◆ **Input records**
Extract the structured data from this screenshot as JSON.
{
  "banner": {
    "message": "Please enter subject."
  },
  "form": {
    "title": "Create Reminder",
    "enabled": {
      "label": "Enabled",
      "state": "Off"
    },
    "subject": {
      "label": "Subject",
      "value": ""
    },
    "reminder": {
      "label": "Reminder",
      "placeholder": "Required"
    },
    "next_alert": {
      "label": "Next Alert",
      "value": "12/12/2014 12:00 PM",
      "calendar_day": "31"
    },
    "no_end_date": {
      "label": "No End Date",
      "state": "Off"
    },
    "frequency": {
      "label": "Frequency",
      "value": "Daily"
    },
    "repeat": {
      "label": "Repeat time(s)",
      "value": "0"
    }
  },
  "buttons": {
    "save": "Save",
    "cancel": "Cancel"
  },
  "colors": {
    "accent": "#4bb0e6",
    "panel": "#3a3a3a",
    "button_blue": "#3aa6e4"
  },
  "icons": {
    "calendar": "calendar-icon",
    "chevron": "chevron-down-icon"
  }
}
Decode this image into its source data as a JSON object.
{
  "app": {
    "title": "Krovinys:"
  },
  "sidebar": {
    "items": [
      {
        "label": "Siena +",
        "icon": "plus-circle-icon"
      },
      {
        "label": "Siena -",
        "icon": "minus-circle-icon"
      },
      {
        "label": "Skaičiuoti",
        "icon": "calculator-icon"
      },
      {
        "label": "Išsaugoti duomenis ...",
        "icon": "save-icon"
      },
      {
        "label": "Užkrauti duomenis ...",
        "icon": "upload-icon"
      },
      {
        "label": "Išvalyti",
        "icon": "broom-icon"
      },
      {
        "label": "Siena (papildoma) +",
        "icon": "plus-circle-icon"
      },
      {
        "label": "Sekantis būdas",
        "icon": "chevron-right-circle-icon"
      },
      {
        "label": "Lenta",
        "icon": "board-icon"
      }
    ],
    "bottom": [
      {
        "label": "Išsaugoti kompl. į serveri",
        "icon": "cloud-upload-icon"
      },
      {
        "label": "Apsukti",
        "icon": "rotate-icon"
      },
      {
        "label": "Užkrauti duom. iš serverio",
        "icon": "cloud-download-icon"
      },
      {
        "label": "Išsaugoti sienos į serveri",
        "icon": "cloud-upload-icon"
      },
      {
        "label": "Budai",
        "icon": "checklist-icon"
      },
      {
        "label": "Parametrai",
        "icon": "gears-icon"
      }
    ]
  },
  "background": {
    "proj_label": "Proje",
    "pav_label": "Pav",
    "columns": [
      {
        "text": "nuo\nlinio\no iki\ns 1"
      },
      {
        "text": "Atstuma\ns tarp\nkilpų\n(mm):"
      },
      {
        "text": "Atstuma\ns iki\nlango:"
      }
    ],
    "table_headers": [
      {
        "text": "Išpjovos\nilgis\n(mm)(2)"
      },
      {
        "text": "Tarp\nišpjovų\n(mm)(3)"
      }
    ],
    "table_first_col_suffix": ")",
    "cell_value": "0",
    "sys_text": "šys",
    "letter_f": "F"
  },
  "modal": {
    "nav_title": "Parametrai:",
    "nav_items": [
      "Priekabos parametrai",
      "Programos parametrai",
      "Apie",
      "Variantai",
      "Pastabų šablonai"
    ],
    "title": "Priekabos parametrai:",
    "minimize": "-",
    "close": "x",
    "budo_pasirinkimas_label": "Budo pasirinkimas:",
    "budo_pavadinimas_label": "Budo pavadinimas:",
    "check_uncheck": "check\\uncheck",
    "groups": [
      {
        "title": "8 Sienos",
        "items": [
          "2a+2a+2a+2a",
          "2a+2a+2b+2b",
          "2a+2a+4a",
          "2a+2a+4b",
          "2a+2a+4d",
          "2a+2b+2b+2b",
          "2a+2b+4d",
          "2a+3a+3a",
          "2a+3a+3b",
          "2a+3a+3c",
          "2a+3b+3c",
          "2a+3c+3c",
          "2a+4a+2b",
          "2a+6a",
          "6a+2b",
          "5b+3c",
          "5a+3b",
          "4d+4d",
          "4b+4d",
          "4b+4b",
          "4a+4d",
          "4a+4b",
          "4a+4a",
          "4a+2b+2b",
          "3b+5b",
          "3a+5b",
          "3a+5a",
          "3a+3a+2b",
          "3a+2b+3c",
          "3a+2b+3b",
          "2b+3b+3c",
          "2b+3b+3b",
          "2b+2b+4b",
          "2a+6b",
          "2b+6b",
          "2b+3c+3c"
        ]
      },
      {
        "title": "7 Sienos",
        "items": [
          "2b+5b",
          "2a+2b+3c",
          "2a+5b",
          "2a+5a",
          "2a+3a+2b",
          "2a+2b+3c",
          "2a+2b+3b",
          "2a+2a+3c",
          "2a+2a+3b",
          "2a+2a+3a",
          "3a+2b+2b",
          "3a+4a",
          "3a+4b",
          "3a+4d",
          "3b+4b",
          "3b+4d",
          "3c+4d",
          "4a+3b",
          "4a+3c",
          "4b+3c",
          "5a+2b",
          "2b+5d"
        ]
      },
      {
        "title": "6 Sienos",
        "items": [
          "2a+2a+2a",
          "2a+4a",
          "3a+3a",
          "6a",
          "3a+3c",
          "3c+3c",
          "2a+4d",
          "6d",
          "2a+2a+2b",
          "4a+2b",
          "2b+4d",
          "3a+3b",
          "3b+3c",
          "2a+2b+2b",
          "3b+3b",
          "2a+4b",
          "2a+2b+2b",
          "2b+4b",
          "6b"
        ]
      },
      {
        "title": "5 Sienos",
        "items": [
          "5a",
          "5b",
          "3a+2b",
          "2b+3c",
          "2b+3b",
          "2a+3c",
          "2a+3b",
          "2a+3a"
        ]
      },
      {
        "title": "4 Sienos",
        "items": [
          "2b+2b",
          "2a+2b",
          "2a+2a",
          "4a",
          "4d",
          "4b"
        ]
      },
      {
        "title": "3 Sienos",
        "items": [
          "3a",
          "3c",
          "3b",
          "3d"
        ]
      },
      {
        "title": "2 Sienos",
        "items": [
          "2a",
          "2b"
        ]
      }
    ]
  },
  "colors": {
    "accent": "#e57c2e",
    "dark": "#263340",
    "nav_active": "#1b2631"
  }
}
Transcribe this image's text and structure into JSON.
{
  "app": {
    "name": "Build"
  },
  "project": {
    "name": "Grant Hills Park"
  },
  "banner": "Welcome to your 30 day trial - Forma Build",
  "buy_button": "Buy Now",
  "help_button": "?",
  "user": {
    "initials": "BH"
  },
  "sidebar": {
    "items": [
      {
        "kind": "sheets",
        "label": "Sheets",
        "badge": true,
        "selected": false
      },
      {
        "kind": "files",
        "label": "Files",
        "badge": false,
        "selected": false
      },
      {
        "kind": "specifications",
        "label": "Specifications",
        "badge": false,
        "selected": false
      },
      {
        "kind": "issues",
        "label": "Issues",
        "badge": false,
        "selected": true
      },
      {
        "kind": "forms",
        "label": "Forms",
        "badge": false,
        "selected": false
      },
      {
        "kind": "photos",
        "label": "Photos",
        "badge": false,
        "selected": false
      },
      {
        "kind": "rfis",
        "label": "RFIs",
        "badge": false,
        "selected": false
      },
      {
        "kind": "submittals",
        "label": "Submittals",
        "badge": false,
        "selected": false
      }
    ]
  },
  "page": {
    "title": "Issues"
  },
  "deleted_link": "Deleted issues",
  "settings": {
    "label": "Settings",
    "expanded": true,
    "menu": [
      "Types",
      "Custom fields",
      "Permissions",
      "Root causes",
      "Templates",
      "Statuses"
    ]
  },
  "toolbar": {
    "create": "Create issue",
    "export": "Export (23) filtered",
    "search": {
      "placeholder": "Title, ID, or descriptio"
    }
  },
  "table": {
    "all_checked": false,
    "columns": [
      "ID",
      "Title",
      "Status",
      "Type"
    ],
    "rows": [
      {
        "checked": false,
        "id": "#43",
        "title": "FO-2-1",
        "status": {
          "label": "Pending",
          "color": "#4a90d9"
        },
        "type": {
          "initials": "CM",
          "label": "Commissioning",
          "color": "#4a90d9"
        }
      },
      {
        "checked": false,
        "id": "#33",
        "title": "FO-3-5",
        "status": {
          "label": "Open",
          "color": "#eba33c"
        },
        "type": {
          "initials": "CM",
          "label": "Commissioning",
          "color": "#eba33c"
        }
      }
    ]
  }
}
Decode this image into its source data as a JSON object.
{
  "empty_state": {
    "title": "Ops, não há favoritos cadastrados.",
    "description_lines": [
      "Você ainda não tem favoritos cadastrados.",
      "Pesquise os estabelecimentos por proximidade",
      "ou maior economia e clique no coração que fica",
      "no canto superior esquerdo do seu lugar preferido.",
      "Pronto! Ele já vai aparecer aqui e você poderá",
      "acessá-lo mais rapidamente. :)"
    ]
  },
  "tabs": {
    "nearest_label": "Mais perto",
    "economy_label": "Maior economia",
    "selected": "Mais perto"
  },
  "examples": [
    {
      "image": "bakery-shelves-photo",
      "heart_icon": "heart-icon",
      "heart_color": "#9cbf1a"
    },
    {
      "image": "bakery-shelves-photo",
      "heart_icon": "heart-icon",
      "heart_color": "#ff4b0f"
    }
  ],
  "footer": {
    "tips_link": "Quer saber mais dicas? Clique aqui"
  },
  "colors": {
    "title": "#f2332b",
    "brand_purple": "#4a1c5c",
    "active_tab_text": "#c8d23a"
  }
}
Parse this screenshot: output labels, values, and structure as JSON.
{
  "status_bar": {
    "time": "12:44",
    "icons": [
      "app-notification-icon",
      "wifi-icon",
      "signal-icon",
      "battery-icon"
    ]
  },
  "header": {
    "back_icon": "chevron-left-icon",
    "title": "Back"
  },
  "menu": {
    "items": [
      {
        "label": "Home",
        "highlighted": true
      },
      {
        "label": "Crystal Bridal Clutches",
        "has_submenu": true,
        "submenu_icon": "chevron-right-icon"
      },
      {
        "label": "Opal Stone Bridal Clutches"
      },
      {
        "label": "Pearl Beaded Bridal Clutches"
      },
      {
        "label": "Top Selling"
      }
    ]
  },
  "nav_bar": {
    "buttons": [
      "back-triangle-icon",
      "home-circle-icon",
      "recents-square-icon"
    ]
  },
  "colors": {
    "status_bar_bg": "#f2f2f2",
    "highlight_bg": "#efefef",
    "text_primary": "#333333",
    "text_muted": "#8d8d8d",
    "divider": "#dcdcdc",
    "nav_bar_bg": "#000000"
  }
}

◆ **Problem statement**
Your task is to gather all lines from the entries above that hold the word "economia".

◆ **Reply to the task**
      "ou maior economia e clique no coração que fica",
    "economy_label": "Maior economia",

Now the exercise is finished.